- _Directives_
1. In the forum thread on dog food, which food is Chloe on?
2. In the records, take the lines from the one with "- phone-icon: [584, 798, 604, 835]" through the one with "- template-chip-car[interactable]: 购车首付: [798, 780, 1034, 852]" and write them out again with "goal-amount-input" swapped for "target-amount-input", keeping everything else the same.

- _Text extract_

++++++++++

Are Potatoes Good For Dogs? (And Other Questions About Starch) - Dogs Naturally Magazine


----------



## Cpc1972 (Feb 23, 2015)

Chloe is on the PPP Sensitive salmon and rice. I just looked and it doesn't look like it has any lentils in it.


----------



## puddles everywhere (May 13, 2016)

Oh my, I remember that! I thought it was cats only... 
Well we have peas in our food but no legumes and it's way down the list. It's not a grain free food but doesn't have wheat, corn or soy. Thanks for the info., it's time for more research... new food and/or supplements. Great thread!


----------



## Yaichi's Mom (Jul 21, 2012)

Some of you may find the following of interest:


----------



## Kalhayd (May 4, 2016)

Cpc1972 said:


> Chloe is on the PPP Sensitive salmon and rice. I just looked and it doesn't look like it has any lentils in it.


I looked at the ingredients here and looks like it still has stuff Dory cannot have. Gah. This is impossible. I'm totally afraid of Raw diets(Afraid I won't get her the correct nutrients, etc), but it seems like that'd probably be best for our sensitive girl!


----------



## Cpc1972 (Feb 23, 2015)

Kalhayd said:


> I looked at the ingredients here and looks like it still has stuff Dory cannot have. Gah. This is impossible. I'm totally afraid of Raw diets(Afraid I won't get her the correct nutrients, etc), but it seems like that'd probably be best for our sensitive girl!

++++++++++

- _Information provided_
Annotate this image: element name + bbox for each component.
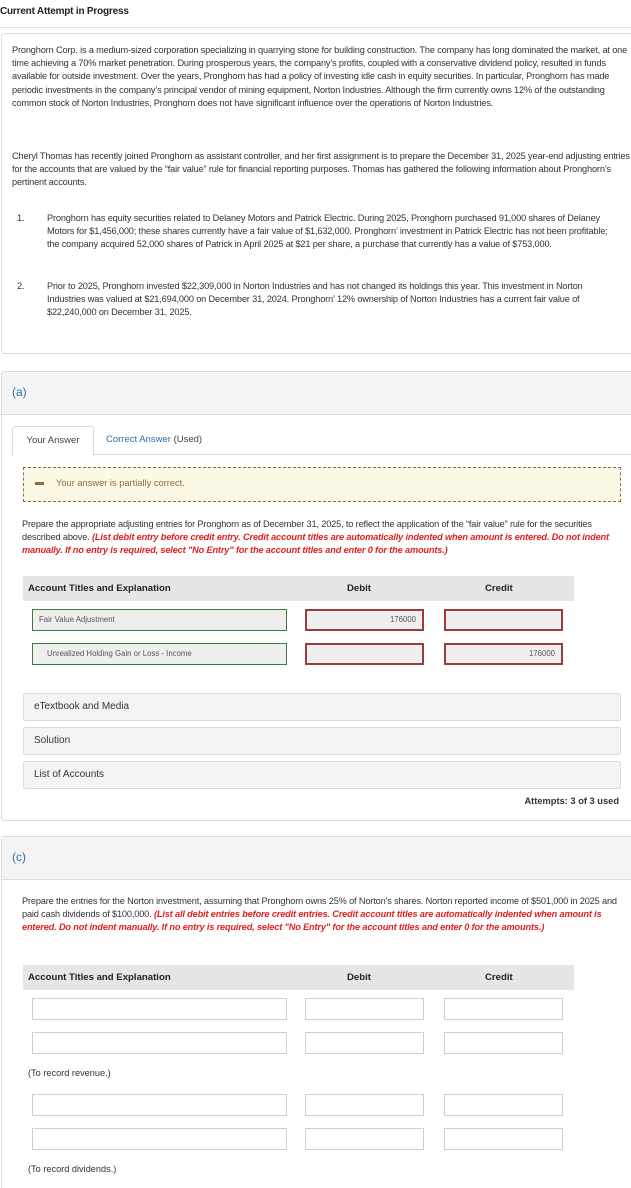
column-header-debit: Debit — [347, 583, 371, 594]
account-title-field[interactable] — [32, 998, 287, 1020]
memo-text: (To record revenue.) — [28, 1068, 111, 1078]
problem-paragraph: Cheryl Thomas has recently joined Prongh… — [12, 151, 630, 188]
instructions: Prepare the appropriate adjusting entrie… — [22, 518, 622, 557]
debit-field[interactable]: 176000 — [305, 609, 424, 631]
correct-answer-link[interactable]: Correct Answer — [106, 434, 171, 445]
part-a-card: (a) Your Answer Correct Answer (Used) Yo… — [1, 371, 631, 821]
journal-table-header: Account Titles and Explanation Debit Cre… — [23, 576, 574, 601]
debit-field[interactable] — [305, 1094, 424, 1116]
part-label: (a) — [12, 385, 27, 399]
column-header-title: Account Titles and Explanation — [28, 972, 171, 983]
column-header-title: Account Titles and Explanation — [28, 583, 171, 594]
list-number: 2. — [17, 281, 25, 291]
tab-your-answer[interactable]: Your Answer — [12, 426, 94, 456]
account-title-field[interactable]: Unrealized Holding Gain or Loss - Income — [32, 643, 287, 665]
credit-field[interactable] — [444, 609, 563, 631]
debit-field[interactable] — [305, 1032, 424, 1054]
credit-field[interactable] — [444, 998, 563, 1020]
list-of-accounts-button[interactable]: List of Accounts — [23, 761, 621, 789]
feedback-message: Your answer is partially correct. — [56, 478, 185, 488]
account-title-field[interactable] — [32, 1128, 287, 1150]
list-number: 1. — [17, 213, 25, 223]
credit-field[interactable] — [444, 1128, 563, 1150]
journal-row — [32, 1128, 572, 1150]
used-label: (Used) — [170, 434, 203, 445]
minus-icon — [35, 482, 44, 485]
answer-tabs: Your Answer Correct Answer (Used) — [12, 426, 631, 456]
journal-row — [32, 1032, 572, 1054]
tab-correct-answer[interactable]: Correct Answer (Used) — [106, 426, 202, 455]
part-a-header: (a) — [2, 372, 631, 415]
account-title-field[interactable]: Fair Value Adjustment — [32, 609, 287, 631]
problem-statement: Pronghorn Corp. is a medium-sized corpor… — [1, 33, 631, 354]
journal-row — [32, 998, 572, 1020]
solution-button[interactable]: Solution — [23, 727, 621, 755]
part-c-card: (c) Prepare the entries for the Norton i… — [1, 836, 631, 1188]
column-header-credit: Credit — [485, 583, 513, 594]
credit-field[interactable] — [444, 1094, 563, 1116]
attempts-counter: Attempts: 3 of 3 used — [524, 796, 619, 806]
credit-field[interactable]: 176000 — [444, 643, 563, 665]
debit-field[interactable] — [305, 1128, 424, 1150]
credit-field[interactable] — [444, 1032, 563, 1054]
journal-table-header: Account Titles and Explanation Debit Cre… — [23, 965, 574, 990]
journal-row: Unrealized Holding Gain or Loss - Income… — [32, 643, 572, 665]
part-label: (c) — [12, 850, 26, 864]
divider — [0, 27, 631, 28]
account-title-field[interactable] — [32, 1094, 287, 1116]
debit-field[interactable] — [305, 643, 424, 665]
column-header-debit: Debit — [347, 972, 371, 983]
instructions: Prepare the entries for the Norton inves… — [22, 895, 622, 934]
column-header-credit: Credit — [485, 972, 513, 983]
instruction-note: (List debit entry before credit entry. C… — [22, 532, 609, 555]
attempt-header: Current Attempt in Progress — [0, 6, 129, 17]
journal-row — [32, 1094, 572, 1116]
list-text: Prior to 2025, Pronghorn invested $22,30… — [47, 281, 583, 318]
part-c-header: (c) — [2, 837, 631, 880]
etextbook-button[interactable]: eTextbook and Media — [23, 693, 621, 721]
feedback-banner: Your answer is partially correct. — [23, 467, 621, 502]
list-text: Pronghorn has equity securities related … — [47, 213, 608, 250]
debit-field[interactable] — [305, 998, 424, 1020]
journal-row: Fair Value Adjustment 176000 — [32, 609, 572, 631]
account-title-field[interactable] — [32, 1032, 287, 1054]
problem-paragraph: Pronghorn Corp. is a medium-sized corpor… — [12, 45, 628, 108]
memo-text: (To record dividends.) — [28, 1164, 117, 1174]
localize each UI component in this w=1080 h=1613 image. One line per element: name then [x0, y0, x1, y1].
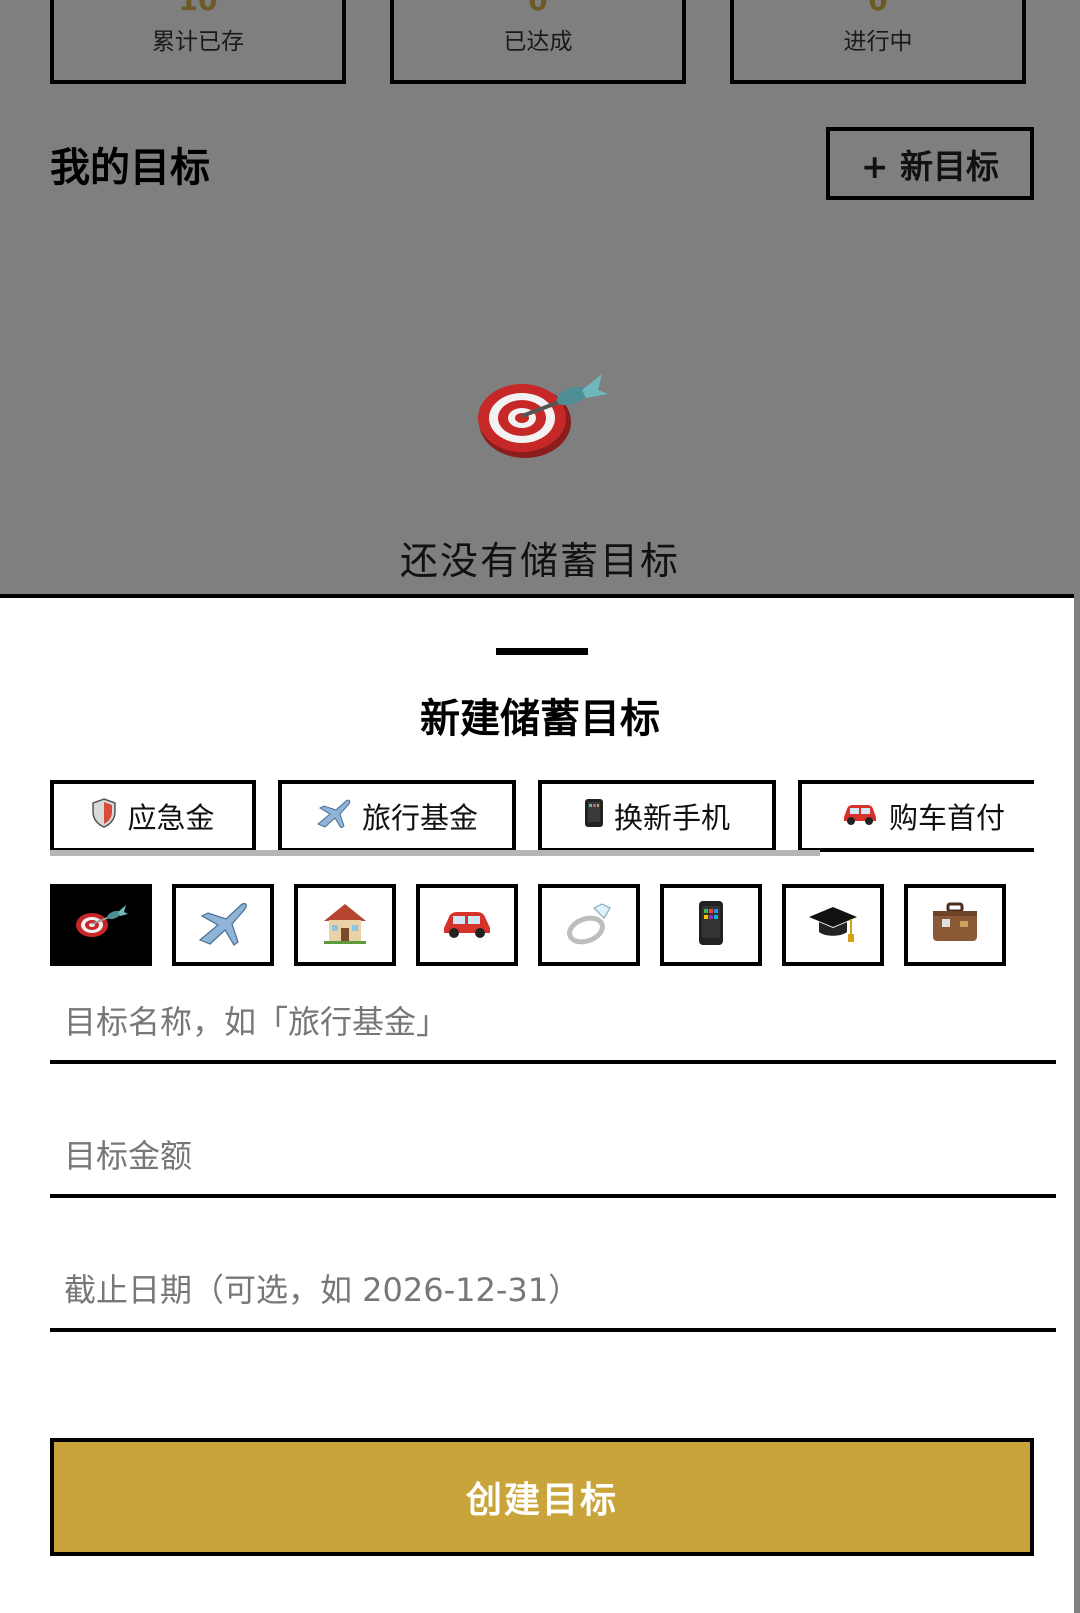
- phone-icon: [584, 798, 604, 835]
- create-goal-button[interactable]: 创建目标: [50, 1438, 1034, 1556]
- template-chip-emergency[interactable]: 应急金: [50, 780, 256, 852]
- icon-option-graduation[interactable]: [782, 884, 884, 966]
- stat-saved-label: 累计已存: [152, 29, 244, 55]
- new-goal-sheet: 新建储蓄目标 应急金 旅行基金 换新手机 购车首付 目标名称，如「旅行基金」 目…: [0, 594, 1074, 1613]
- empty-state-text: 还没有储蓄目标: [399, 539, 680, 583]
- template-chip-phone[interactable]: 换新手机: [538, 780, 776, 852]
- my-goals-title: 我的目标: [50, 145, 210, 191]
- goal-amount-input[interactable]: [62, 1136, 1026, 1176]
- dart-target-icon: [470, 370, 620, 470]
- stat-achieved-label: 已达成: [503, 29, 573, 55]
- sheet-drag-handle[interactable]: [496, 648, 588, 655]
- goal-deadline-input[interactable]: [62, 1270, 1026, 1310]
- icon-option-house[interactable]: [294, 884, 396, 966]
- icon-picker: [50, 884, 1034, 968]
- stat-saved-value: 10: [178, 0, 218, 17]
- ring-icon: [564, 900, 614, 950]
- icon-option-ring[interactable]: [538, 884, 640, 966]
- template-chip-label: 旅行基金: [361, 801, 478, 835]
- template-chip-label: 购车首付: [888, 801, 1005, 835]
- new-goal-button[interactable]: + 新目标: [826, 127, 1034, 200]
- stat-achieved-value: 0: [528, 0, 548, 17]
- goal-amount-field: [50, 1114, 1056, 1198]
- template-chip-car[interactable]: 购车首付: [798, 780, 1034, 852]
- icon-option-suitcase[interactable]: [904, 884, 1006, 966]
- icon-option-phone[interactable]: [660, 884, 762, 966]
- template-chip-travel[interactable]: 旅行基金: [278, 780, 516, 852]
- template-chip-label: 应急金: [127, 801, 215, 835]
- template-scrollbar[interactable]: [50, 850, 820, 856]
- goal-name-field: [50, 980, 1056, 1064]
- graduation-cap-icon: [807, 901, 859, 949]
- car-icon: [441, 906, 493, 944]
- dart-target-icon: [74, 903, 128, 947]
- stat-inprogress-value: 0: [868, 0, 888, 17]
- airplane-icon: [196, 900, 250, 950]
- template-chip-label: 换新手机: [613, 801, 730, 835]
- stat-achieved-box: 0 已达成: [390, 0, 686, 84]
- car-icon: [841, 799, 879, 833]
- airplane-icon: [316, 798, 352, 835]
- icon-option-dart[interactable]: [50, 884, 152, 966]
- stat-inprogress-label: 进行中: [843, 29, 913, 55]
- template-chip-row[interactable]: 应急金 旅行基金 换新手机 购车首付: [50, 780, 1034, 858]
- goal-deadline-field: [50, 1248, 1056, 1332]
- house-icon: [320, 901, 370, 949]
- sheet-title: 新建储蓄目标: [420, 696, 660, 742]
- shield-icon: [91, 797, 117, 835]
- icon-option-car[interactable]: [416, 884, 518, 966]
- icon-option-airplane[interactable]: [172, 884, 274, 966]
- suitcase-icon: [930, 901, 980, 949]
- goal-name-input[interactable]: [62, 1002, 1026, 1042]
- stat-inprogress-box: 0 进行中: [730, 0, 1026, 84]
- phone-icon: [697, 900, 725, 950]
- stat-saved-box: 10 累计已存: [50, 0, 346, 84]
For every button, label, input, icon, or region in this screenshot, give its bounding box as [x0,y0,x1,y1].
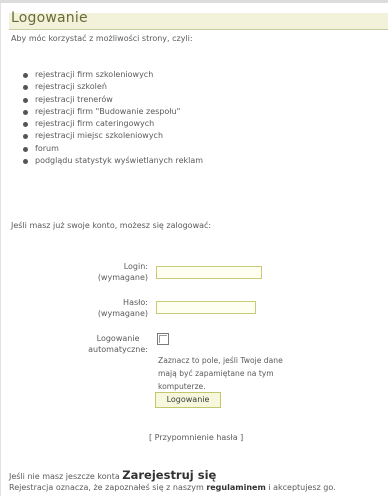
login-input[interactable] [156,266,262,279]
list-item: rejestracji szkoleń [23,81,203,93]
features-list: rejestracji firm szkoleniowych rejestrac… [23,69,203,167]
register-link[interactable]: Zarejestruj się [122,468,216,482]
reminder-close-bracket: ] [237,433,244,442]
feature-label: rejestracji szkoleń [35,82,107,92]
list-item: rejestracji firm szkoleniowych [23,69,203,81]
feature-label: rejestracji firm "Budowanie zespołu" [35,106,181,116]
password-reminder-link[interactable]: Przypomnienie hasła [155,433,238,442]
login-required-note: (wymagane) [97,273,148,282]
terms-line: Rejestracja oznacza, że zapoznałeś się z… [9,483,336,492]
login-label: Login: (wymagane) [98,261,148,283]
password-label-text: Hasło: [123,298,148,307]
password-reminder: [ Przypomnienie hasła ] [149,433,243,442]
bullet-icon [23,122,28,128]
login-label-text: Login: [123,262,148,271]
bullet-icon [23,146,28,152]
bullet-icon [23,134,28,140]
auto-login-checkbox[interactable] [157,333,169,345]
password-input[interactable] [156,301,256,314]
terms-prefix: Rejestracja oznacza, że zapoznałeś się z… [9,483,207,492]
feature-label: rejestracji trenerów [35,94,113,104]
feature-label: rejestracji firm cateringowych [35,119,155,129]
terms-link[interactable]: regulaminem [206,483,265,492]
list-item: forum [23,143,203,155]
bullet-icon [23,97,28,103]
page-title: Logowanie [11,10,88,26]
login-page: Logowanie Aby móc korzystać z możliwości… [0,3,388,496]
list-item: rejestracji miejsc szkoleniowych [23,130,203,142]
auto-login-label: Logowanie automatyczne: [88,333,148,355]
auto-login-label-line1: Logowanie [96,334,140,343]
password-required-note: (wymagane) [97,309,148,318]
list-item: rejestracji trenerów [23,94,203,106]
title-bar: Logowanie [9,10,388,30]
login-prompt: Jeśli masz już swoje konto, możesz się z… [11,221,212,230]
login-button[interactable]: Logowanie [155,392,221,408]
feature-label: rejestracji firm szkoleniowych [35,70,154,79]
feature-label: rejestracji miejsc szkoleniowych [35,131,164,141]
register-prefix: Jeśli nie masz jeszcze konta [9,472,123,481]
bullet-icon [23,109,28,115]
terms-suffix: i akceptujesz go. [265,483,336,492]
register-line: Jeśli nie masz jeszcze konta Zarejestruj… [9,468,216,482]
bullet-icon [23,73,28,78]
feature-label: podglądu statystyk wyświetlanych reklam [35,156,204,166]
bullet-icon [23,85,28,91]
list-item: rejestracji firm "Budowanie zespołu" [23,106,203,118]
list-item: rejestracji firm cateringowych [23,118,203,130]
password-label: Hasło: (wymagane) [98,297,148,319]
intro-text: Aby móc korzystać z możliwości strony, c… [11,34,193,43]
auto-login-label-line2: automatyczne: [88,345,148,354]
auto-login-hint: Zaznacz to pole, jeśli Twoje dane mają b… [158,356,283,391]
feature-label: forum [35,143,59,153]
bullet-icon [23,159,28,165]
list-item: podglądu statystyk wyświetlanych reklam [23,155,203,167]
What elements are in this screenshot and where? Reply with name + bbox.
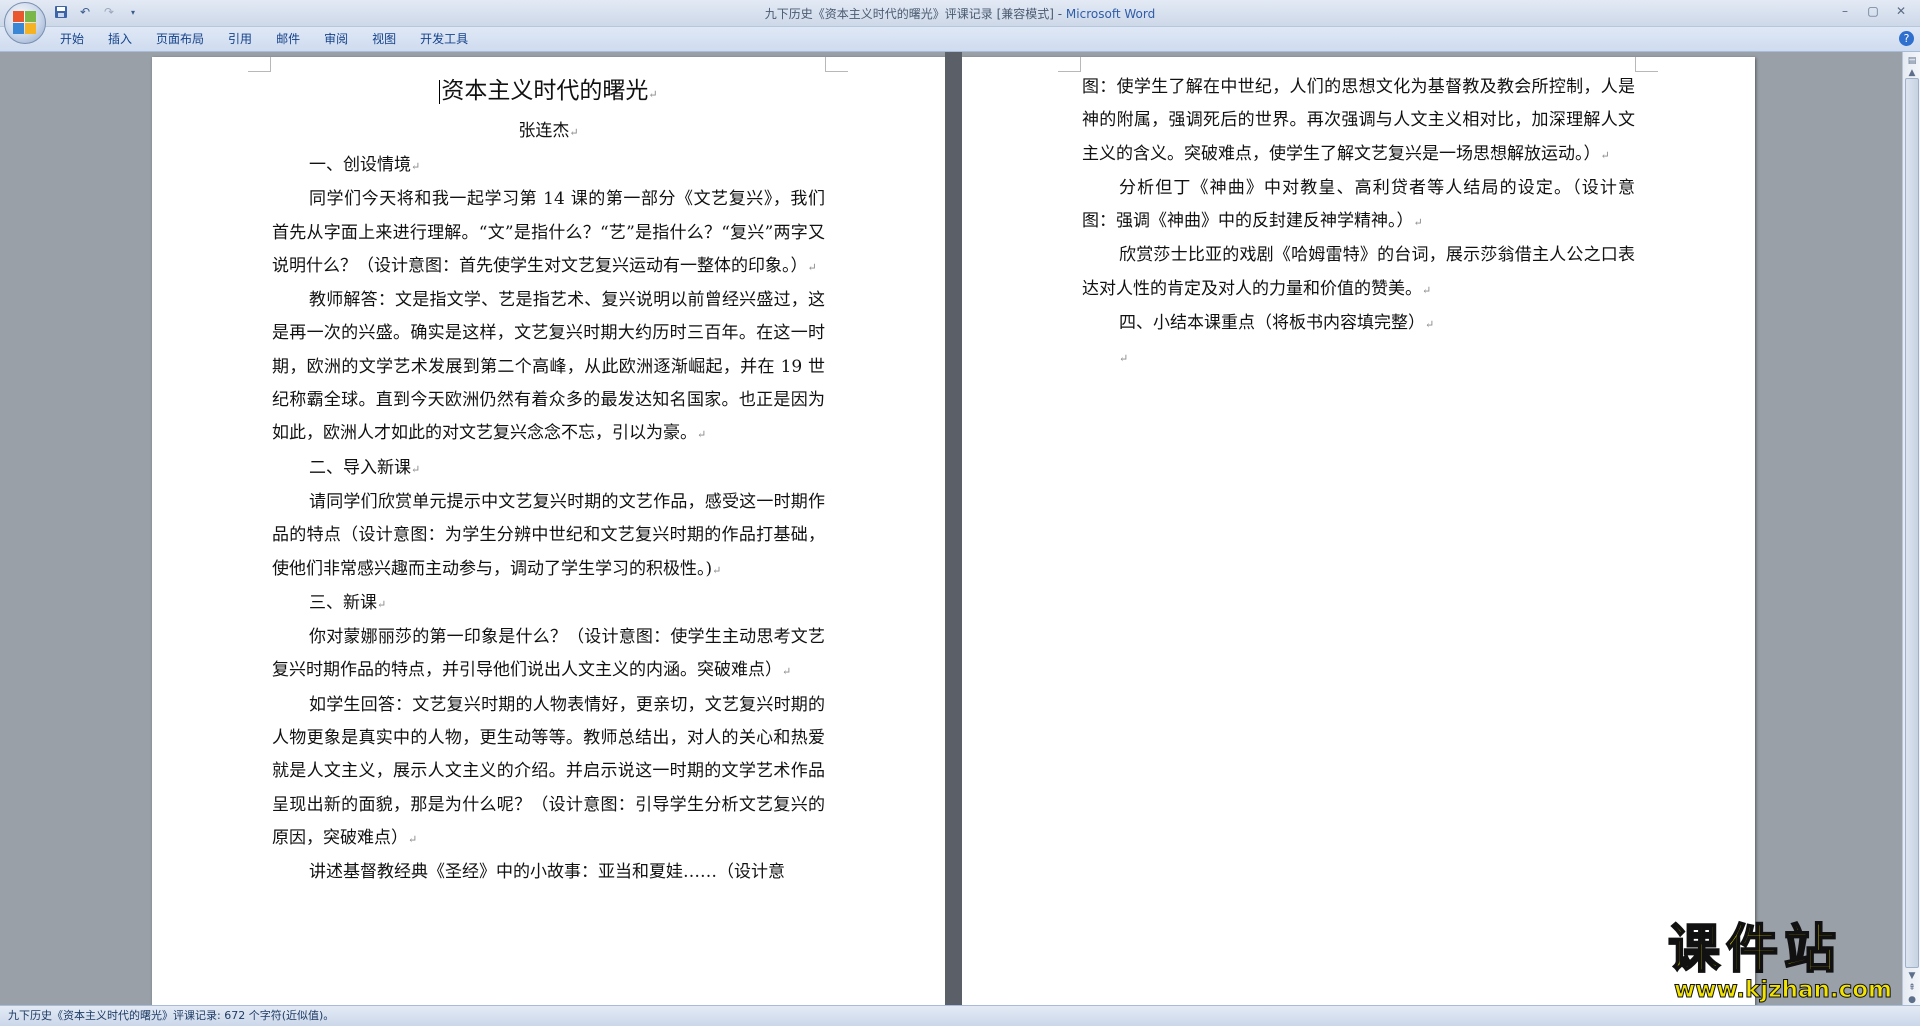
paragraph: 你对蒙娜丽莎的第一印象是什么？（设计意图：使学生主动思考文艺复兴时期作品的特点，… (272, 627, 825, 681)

++++++++++

- _Solved problems_
1. PPP Sensitive salmon and rice.

2.
- phone-icon: [584, 798, 604, 835]
- create-goal-button[interactable]: 创建目标: [50, 1438, 1034, 1556]
- template-chip-emergency[interactable]: 应急金: [50, 780, 256, 852]
- icon-option-graduation[interactable]: [782, 884, 884, 966]
- stat-saved-label: 累计已存: [152, 29, 244, 55]
- new-goal-sheet: 新建储蓄目标 应急金 旅行基金 换新手机 购车首付 目标名称，如「旅行基金」 目…: [0, 594, 1074, 1613]
- empty-state-text: 还没有储蓄目标: [399, 539, 680, 583]
- template-chip-phone[interactable]: 换新手机: [538, 780, 776, 852]
- my-goals-title: 我的目标: [50, 145, 210, 191]
- target-amount-input[interactable]: [62, 1136, 1026, 1176]
- dart-target-icon: [470, 370, 620, 470]
- stat-achieved-label: 已达成: [503, 29, 573, 55]
- sheet-drag-handle[interactable]: [496, 648, 588, 655]
- goal-deadline-input[interactable]: [62, 1270, 1026, 1310]
- icon-option-house[interactable]: [294, 884, 396, 966]
- icon-picker: [50, 884, 1034, 968]
- stat-saved-value: 10: [178, 0, 218, 17]
- ring-icon: [564, 900, 614, 950]
- icon-option-ring[interactable]: [538, 884, 640, 966]
- template-chip-label: 旅行基金: [361, 801, 478, 835]
- template-chip-label: 购车首付: [888, 801, 1005, 835]
- new-goal-button[interactable]: + 新目标: [826, 127, 1034, 200]
- stat-achieved-value: 0: [528, 0, 548, 17]
- goal-amount-field: [50, 1114, 1056, 1198]
- template-chip-car[interactable]: 购车首付: [798, 780, 1034, 852]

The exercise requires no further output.